Records:
***

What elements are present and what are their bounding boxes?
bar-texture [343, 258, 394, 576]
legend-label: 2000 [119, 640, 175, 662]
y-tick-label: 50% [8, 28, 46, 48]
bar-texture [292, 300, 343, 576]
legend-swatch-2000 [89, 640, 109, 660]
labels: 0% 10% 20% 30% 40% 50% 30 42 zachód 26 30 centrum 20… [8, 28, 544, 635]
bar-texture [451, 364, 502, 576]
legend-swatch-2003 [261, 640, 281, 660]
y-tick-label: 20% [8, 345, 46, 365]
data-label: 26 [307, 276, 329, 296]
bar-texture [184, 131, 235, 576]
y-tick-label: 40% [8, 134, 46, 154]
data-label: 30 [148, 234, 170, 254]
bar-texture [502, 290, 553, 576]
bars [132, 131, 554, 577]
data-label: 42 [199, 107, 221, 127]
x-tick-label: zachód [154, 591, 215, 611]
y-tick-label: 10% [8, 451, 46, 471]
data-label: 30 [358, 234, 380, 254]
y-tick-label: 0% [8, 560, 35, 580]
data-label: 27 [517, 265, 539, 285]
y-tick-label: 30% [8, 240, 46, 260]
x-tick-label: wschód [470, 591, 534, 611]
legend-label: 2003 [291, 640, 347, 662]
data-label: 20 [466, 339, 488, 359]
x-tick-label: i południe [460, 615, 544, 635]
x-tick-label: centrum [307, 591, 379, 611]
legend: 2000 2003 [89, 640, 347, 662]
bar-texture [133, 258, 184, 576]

***

**Exercise prompt**
Could you edit the rows above, replacing each "bar-texture" with "bar-fill" and keeping everything else the same?

**The reply**
What elements are present and what are their bounding boxes?
bar-fill [343, 258, 394, 576]
legend-label: 2000 [119, 640, 175, 662]
y-tick-label: 50% [8, 28, 46, 48]
bar-fill [292, 300, 343, 576]
legend-swatch-2000 [89, 640, 109, 660]
labels: 0% 10% 20% 30% 40% 50% 30 42 zachód 26 30 centrum 20… [8, 28, 544, 635]
bar-fill [451, 364, 502, 576]
legend-swatch-2003 [261, 640, 281, 660]
y-tick-label: 20% [8, 345, 46, 365]
data-label: 26 [307, 276, 329, 296]
bar-fill [184, 131, 235, 576]
y-tick-label: 40% [8, 134, 46, 154]
data-label: 30 [148, 234, 170, 254]
bar-fill [502, 290, 553, 576]
bars [132, 131, 554, 577]
data-label: 42 [199, 107, 221, 127]
x-tick-label: zachód [154, 591, 215, 611]
y-tick-label: 10% [8, 451, 46, 471]
data-label: 30 [358, 234, 380, 254]
y-tick-label: 0% [8, 560, 35, 580]
data-label: 27 [517, 265, 539, 285]
y-tick-label: 30% [8, 240, 46, 260]
x-tick-label: wschód [470, 591, 534, 611]
legend-label: 2003 [291, 640, 347, 662]
data-label: 20 [466, 339, 488, 359]
x-tick-label: i południe [460, 615, 544, 635]
x-tick-label: centrum [307, 591, 379, 611]
legend: 2000 2003 [89, 640, 347, 662]
bar-fill [133, 258, 184, 576]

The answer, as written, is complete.